• Exercise directions:
Repeat precisely, and only, the lines between the line containing "Transcribe the text in this document." and the end of the listing below, both ends included.

• Data provided:
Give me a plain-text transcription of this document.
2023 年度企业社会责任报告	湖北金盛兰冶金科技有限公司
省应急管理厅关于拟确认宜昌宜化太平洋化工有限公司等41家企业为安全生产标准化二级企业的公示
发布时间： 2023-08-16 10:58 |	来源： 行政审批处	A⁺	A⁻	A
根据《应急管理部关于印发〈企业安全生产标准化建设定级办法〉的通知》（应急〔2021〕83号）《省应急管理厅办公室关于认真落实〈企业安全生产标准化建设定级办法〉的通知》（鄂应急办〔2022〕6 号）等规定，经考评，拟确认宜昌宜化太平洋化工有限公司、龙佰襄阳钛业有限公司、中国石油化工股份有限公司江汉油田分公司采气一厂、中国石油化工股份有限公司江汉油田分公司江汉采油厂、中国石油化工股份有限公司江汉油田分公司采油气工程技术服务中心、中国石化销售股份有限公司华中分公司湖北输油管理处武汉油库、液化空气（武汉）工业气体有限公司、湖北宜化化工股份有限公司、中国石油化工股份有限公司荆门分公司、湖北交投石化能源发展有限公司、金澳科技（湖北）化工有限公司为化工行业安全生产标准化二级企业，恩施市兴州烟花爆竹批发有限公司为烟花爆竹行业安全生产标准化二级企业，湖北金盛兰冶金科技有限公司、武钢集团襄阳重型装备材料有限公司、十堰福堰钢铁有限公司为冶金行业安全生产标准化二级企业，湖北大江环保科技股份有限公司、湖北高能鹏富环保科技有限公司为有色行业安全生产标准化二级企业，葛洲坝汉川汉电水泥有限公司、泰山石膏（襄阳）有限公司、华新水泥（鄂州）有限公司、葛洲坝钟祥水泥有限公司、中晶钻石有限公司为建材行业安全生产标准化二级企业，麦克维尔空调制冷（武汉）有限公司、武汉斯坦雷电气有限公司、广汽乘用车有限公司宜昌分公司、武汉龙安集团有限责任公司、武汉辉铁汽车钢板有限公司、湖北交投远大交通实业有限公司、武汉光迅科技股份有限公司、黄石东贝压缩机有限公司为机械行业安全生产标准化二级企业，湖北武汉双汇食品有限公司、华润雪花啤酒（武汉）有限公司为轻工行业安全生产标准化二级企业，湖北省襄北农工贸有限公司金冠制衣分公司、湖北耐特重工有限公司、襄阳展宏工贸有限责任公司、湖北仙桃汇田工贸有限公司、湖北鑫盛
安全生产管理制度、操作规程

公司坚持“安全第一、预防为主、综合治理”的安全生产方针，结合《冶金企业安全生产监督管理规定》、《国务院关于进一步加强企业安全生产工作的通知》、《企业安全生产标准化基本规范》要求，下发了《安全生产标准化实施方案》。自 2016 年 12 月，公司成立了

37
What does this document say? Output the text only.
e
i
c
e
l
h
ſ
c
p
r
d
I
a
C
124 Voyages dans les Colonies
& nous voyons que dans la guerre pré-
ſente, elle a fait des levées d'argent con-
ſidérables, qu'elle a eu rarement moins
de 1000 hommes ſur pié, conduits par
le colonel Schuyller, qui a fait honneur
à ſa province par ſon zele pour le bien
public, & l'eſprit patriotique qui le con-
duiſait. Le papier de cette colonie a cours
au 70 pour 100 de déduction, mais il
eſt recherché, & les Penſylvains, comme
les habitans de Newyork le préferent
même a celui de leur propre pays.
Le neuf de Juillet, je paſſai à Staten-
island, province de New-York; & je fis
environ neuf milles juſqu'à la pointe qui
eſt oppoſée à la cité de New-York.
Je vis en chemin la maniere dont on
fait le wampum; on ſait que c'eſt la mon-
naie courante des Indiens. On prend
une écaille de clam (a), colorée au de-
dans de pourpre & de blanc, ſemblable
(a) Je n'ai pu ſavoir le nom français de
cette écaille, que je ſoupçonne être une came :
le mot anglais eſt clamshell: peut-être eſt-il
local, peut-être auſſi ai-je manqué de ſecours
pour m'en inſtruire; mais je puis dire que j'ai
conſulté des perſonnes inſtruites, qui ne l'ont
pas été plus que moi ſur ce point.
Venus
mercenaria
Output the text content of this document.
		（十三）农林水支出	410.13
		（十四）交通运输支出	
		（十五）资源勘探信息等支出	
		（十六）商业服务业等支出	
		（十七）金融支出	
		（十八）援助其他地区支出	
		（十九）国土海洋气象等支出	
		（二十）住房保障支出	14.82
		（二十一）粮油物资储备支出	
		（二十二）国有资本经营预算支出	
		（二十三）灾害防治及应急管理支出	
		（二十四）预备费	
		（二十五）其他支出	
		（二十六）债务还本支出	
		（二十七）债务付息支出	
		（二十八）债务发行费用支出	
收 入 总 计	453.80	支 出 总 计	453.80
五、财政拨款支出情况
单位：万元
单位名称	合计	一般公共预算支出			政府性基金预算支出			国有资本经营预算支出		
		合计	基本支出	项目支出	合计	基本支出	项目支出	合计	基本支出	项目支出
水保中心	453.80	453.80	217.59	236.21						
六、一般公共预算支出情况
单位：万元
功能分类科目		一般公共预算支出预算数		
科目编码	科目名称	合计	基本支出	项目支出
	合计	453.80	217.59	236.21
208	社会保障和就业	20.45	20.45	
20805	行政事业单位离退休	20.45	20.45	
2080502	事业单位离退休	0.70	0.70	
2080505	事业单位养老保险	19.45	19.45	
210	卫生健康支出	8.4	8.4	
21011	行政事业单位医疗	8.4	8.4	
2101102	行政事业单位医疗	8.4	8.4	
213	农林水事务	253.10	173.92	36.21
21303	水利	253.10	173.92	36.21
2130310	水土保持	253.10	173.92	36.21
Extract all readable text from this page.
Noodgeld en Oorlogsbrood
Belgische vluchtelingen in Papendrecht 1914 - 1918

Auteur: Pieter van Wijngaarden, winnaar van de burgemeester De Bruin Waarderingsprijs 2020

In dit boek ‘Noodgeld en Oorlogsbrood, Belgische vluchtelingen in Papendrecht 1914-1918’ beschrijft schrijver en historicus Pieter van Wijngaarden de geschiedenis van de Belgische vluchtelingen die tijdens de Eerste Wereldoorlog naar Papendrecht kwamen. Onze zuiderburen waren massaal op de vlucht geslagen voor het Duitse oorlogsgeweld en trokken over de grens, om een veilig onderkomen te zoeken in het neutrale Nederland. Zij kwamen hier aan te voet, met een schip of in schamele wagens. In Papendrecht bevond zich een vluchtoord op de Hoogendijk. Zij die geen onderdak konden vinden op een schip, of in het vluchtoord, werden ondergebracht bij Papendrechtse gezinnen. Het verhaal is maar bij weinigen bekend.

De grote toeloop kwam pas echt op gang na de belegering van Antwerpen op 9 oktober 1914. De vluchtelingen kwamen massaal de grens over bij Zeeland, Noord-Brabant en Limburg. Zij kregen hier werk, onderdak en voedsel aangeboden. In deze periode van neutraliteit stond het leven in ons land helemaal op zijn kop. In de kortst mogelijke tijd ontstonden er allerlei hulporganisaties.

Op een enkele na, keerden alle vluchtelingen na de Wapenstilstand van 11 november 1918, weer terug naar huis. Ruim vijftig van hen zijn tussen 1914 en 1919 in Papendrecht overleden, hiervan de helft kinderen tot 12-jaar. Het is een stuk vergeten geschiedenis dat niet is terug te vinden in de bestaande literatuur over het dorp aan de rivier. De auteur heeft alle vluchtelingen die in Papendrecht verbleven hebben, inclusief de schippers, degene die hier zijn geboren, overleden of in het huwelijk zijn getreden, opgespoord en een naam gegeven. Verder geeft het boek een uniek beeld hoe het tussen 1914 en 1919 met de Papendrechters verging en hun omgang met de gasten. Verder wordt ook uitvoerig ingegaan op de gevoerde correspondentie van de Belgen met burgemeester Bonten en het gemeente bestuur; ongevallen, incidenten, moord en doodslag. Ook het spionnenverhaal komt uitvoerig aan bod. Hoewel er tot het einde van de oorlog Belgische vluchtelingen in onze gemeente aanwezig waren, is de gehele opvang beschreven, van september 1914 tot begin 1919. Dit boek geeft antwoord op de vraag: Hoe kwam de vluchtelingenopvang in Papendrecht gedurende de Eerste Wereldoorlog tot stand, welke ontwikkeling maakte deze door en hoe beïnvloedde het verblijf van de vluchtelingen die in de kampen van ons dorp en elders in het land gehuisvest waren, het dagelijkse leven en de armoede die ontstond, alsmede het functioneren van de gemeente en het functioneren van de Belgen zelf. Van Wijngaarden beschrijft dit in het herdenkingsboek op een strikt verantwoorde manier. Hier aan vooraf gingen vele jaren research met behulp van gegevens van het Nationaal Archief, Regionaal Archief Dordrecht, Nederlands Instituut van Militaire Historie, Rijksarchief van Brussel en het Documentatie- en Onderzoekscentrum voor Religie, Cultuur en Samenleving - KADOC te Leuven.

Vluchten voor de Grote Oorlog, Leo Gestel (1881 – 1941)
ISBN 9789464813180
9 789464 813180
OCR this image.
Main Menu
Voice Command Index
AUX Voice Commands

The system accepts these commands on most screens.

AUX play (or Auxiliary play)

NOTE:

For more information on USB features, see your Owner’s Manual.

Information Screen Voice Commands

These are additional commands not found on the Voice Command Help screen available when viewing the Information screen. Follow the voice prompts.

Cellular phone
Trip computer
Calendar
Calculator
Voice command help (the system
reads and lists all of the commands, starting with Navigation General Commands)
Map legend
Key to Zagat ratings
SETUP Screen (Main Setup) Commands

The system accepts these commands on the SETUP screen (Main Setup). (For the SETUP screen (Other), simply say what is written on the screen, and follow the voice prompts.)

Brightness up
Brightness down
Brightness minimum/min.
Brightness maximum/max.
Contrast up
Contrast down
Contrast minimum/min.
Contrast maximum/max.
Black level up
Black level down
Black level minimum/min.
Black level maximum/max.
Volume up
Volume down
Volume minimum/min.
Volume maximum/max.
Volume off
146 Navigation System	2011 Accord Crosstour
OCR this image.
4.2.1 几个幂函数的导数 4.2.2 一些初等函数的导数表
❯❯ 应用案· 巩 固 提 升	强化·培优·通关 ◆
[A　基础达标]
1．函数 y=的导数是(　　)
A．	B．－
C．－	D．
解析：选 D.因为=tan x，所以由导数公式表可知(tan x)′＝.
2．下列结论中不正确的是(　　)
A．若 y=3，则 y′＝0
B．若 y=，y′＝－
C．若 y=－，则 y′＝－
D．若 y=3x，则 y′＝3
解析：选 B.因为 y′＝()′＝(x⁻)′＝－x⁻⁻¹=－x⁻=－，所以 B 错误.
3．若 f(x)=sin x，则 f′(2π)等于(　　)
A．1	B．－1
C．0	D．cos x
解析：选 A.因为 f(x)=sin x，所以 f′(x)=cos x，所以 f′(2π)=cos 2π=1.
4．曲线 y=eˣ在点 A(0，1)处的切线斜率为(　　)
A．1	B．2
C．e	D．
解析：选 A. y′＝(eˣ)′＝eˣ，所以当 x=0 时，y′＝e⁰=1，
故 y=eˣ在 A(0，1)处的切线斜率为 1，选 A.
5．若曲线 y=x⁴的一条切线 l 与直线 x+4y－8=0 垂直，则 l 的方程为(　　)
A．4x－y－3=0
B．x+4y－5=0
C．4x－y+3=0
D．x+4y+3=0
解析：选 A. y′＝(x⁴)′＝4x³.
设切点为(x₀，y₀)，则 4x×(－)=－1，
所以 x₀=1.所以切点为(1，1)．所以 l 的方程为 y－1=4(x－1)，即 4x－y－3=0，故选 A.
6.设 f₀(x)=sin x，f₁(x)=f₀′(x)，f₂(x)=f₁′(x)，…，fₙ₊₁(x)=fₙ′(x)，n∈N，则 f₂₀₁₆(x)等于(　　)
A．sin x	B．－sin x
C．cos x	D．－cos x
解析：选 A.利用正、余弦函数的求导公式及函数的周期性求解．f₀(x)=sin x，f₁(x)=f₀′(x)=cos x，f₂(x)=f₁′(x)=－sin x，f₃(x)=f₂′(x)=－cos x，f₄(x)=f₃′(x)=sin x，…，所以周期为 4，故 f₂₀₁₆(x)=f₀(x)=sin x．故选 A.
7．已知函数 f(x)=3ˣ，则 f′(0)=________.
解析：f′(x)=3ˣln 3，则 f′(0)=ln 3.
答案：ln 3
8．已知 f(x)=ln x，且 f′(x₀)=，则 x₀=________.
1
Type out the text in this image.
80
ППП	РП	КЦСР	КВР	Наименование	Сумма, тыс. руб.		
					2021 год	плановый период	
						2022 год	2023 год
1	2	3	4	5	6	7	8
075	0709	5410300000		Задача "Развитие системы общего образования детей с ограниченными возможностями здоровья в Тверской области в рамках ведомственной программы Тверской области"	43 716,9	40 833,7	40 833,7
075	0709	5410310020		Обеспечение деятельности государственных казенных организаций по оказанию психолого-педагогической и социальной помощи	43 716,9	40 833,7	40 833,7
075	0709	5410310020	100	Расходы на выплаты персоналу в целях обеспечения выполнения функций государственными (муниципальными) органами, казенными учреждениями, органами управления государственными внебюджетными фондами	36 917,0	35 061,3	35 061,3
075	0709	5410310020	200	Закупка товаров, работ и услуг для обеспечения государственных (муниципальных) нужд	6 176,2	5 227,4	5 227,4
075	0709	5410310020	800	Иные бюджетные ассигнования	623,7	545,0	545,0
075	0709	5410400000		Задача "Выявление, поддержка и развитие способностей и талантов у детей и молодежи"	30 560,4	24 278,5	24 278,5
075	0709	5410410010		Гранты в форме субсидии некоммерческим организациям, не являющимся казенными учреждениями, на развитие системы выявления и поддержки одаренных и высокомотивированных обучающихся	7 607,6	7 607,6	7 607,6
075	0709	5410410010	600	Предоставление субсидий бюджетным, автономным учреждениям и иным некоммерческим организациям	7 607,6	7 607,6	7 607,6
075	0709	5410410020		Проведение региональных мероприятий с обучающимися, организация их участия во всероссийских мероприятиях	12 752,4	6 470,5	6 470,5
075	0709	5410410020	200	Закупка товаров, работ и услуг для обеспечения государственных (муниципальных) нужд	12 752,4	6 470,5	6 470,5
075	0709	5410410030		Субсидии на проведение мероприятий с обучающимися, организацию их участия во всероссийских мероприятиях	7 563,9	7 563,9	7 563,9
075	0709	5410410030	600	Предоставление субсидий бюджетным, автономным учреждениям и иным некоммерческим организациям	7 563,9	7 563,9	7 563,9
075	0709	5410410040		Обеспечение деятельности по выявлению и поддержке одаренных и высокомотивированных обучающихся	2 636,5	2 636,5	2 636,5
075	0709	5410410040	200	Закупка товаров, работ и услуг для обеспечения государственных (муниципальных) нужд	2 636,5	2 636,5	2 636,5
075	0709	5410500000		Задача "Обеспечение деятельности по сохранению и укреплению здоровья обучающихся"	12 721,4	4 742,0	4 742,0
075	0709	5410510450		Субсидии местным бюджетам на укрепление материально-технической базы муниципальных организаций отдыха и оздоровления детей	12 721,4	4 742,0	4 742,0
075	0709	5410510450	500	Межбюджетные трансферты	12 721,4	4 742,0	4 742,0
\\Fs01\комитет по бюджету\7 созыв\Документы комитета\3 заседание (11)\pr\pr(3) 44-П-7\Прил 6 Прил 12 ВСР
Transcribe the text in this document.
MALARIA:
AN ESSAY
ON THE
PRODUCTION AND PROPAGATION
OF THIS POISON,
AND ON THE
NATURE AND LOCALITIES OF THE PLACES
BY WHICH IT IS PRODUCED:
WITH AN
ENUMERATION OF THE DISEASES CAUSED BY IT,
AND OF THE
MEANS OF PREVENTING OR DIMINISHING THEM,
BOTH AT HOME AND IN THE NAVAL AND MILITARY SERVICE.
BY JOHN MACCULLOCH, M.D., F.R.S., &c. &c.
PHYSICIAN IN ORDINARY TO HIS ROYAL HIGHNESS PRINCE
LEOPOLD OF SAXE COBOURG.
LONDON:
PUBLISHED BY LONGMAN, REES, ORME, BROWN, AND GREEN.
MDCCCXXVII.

• The answer:
Transcribe the text in this document.
MALARIA:
AN ESSAY
ON THE
PRODUCTION AND PROPAGATION
OF THIS POISON,
AND ON THE
NATURE AND LOCALITIES OF THE PLACES
BY WHICH IT IS PRODUCED:
WITH AN
ENUMERATION OF THE DISEASES CAUSED BY IT,
AND OF THE
MEANS OF PREVENTING OR DIMINISHING THEM,
BOTH AT HOME AND IN THE NAVAL AND MILITARY SERVICE.
BY JOHN MACCULLOCH, M.D., F.R.S., &c. &c.
PHYSICIAN IN ORDINARY TO HIS ROYAL HIGHNESS PRINCE
LEOPOLD OF SAXE COBOURG.
LONDON:
PUBLISHED BY LONGMAN, REES, ORME, BROWN, AND GREEN.
MDCCCXXVII.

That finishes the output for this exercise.